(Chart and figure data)
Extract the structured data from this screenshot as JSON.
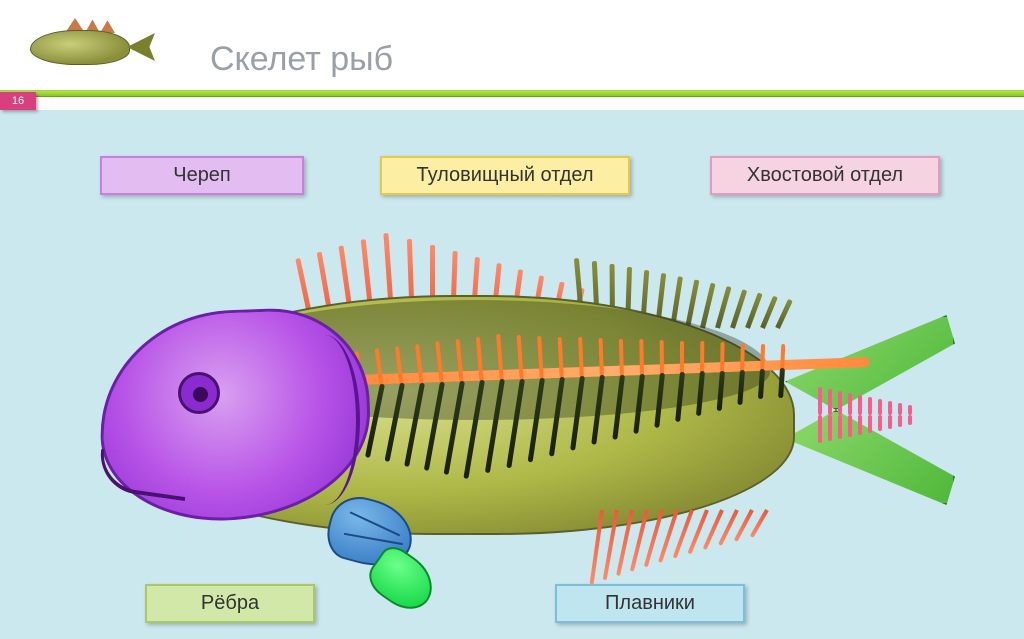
{
  "page_number": "16",
  "title": "Скелет рыб",
  "labels": {
    "skull": "Череп",
    "trunk": "Туловищный отдел",
    "tail": "Хвостовой отдел",
    "ribs": "Рёбра",
    "fins": "Плавники"
  },
  "colors": {
    "background": "#cce8ef",
    "header_bg": "#ffffff",
    "title_text": "#9aa0a6",
    "green_bar_top": "#b5e04d",
    "green_bar_bottom": "#88c725",
    "page_num_bg": "#d83f7e",
    "skull_bg": "#e3bdf2",
    "skull_border": "#c77fe0",
    "trunk_bg": "#fceea2",
    "trunk_border": "#e5c94a",
    "tail_bg": "#f5d3e1",
    "tail_border": "#e49bc0",
    "ribs_bg": "#d2e8a8",
    "ribs_border": "#a7cb5e",
    "fins_bg": "#bfe5f0",
    "fins_border": "#7ac1d8",
    "fish_body_light": "#d9e08c",
    "fish_body_mid": "#aeb847",
    "fish_body_dark": "#7a7f2e",
    "head_light": "#d9a0f0",
    "head_mid": "#b956e8",
    "head_dark": "#8a2bd1",
    "spine": "#ff8a3d",
    "rib_dark": "#2d3a1a",
    "dorsal_fin": "#ff8a6b",
    "dorsal_fin2": "#e85a3a",
    "tail_fin_light": "#8dd96b",
    "tail_fin_dark": "#4fb83a",
    "tail_vertebrae": "#ff5a8a",
    "pectoral_light": "#7ab8e8",
    "pectoral_dark": "#3a7fc8",
    "pelvic_light": "#6bff8a",
    "pelvic_dark": "#1adb4a"
  },
  "diagram": {
    "type": "anatomical_infographic",
    "subject": "fish_skeleton",
    "regions": [
      {
        "name": "skull",
        "part": "head",
        "color_ref": "head"
      },
      {
        "name": "trunk",
        "part": "body_vertebrae_ribs",
        "color_ref": "spine"
      },
      {
        "name": "tail",
        "part": "caudal_vertebrae_fin",
        "color_ref": "tail_fin"
      },
      {
        "name": "ribs",
        "part": "rib_bones",
        "color_ref": "rib_dark"
      },
      {
        "name": "fins",
        "part": "dorsal_anal_pectoral_pelvic",
        "color_ref": "dorsal_fin"
      }
    ],
    "rib_count": 22,
    "dorsal_front_rays": 14,
    "dorsal_back_rays": 14,
    "anal_rays": 12,
    "tail_vertebrae_count": 10,
    "label_fontsize": 20,
    "title_fontsize": 34
  }
}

**Request**
Go through the listing above and write it all out exactly, leaving out any picture.

**Solution to this task**
Extract the structured data from this screenshot as JSON.
{
  "page_number": "16",
  "title": "Скелет рыб",
  "labels": {
    "skull": "Череп",
    "trunk": "Туловищный отдел",
    "tail": "Хвостовой отдел",
    "ribs": "Рёбра",
    "fins": "Плавники"
  },
  "colors": {
    "background": "#cce8ef",
    "header_bg": "#ffffff",
    "title_text": "#9aa0a6",
    "green_bar_top": "#b5e04d",
    "green_bar_bottom": "#88c725",
    "page_num_bg": "#d83f7e",
    "skull_bg": "#e3bdf2",
    "skull_border": "#c77fe0",
    "trunk_bg": "#fceea2",
    "trunk_border": "#e5c94a",
    "tail_bg": "#f5d3e1",
    "tail_border": "#e49bc0",
    "ribs_bg": "#d2e8a8",
    "ribs_border": "#a7cb5e",
    "fins_bg": "#bfe5f0",
    "fins_border": "#7ac1d8",
    "fish_body_light": "#d9e08c",
    "fish_body_mid": "#aeb847",
    "fish_body_dark": "#7a7f2e",
    "head_light": "#d9a0f0",
    "head_mid": "#b956e8",
    "head_dark": "#8a2bd1",
    "spine": "#ff8a3d",
    "rib_dark": "#2d3a1a",
    "dorsal_fin": "#ff8a6b",
    "dorsal_fin2": "#e85a3a",
    "tail_fin_light": "#8dd96b",
    "tail_fin_dark": "#4fb83a",
    "tail_vertebrae": "#ff5a8a",
    "pectoral_light": "#7ab8e8",
    "pectoral_dark": "#3a7fc8",
    "pelvic_light": "#6bff8a",
    "pelvic_dark": "#1adb4a"
  },
  "diagram": {
    "type": "anatomical_infographic",
    "subject": "fish_skeleton",
    "regions": [
      {
        "name": "skull",
        "part": "head",
        "color_ref": "head"
      },
      {
        "name": "trunk",
        "part": "body_vertebrae_ribs",
        "color_ref": "spine"
      },
      {
        "name": "tail",
        "part": "caudal_vertebrae_fin",
        "color_ref": "tail_fin"
      },
      {
        "name": "ribs",
        "part": "rib_bones",
        "color_ref": "rib_dark"
      },
      {
        "name": "fins",
        "part": "dorsal_anal_pectoral_pelvic",
        "color_ref": "dorsal_fin"
      }
    ],
    "rib_count": 22,
    "dorsal_front_rays": 14,
    "dorsal_back_rays": 14,
    "anal_rays": 12,
    "tail_vertebrae_count": 10,
    "label_fontsize": 20,
    "title_fontsize": 34
  }
}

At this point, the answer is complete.